:: What is asked ::
In the lines below, how many hold the word "size"? Answer only with the number.

(Entries with figure data)

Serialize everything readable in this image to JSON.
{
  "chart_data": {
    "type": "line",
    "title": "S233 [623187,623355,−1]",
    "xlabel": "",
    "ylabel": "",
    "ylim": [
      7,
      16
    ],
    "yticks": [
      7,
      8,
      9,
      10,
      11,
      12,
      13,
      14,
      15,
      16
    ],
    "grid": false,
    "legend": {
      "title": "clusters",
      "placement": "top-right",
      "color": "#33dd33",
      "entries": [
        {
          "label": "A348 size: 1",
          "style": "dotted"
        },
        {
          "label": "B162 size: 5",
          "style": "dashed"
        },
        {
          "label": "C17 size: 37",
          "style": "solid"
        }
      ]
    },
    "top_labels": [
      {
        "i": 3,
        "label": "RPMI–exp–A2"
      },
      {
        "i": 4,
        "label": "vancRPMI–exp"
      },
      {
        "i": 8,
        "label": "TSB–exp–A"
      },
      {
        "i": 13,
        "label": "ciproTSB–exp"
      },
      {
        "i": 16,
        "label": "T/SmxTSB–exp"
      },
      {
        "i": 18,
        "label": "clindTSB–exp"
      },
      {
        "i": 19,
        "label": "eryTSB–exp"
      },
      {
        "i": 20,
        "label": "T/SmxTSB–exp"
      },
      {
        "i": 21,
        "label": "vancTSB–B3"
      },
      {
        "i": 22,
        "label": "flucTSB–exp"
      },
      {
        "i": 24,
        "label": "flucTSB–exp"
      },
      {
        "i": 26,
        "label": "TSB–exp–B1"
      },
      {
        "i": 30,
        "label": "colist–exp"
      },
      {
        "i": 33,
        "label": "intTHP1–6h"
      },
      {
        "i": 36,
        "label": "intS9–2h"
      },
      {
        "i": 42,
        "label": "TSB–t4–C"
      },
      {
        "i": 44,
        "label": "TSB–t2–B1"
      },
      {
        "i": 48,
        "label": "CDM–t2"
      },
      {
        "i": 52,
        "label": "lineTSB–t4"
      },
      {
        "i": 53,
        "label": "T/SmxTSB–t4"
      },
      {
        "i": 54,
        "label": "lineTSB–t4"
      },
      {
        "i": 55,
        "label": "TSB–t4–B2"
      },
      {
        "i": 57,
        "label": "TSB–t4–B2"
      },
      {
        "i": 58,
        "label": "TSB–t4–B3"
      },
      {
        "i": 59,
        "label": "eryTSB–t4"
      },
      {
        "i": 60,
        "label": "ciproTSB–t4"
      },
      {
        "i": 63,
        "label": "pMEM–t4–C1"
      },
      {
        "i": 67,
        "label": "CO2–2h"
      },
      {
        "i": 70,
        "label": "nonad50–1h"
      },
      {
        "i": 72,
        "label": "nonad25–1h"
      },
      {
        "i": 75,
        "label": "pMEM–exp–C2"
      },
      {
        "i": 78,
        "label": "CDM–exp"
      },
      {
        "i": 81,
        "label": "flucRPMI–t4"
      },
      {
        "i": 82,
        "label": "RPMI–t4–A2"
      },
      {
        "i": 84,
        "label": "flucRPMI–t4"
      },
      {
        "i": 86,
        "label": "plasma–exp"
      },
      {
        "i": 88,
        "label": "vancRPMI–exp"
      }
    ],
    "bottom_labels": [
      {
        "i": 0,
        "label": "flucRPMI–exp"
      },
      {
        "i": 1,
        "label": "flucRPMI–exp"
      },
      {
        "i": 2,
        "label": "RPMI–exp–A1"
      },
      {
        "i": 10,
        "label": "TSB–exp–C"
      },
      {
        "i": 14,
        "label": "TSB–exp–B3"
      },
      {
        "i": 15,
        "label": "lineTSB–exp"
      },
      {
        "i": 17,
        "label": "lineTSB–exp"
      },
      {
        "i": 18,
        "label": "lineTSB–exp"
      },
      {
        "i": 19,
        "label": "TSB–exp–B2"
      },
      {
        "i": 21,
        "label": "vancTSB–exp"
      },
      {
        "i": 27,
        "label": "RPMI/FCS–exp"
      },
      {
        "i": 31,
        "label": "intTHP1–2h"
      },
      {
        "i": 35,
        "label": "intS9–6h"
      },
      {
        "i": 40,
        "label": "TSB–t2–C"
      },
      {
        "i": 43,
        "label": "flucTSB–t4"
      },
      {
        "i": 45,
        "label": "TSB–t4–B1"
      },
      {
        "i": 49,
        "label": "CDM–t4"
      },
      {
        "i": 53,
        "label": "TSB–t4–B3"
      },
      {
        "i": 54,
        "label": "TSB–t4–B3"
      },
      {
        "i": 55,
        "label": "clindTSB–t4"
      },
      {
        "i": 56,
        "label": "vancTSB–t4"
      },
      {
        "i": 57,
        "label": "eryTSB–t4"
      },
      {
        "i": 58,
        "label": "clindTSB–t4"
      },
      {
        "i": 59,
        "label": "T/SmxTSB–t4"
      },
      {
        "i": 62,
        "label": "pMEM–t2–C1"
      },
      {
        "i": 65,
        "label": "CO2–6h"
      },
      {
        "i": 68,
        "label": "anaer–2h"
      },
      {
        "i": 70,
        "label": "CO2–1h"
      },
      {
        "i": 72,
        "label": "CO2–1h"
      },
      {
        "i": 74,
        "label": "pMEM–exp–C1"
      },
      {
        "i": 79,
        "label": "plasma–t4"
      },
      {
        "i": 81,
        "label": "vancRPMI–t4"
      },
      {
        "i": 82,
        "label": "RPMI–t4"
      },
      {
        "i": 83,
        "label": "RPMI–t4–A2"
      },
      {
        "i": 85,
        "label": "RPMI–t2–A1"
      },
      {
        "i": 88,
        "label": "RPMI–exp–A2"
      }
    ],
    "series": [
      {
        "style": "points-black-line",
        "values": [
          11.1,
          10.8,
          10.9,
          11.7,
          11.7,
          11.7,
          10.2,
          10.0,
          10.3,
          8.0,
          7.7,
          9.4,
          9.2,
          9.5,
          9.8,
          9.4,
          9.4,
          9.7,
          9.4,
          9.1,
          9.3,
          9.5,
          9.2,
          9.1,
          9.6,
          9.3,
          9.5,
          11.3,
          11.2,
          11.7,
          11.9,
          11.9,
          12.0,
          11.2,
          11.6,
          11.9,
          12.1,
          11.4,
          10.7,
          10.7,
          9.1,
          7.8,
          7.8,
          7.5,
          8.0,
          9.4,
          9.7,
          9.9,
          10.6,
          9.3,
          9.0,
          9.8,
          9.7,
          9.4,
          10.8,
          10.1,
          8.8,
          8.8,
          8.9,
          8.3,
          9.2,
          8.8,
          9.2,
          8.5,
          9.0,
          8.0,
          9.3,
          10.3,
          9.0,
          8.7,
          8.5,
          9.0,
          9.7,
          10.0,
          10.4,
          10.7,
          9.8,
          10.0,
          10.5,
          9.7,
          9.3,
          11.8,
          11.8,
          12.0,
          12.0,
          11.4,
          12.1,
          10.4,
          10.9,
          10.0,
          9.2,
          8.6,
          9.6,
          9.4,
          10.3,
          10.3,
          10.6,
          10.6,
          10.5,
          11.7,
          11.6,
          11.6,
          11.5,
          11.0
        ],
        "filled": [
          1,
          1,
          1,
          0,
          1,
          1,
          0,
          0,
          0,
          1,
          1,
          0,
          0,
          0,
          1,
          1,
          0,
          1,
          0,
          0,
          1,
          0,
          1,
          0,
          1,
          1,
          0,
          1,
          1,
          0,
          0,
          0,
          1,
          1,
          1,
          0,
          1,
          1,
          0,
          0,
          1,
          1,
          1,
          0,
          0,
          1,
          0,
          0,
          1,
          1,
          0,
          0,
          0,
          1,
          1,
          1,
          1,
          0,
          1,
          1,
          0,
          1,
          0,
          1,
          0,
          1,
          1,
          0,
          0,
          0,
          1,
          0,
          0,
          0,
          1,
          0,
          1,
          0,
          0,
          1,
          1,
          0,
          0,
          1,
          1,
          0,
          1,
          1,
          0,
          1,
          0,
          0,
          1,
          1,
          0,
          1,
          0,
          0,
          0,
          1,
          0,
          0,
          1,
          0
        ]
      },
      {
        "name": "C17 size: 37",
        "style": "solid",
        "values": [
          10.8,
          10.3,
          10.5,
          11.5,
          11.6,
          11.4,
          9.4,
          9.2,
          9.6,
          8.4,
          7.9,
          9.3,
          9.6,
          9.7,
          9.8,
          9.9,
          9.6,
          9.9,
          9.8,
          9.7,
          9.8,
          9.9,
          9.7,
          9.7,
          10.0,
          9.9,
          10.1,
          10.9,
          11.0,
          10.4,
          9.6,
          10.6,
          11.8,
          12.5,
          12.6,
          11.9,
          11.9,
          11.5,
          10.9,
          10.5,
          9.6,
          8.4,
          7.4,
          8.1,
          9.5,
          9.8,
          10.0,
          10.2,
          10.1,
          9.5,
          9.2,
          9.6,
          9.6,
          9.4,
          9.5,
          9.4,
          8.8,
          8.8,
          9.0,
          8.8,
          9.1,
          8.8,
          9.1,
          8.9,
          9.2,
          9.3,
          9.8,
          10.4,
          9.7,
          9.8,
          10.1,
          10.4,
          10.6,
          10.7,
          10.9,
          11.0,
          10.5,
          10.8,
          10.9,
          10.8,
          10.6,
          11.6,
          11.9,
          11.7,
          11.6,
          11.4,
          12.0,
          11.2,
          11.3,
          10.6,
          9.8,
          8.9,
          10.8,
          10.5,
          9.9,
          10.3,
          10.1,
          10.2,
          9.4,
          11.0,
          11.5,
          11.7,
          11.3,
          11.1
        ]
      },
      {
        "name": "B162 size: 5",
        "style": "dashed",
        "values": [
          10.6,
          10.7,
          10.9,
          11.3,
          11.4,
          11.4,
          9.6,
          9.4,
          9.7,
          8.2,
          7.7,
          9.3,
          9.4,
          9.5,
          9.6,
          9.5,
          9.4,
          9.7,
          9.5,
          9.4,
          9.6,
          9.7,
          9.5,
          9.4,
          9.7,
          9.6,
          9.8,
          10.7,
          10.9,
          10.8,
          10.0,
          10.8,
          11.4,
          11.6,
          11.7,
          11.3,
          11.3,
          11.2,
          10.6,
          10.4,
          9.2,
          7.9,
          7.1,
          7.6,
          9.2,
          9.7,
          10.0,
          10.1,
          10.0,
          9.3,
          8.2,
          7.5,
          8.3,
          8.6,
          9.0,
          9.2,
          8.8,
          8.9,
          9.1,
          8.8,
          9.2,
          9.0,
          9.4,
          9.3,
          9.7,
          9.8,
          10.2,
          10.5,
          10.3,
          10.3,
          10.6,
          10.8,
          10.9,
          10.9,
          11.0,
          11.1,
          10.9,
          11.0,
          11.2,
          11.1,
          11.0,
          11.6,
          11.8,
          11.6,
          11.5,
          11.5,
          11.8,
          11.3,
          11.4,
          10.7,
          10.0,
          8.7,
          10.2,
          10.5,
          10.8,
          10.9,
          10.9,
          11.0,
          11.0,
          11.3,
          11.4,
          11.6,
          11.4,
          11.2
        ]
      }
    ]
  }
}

:: Worked solution ::
5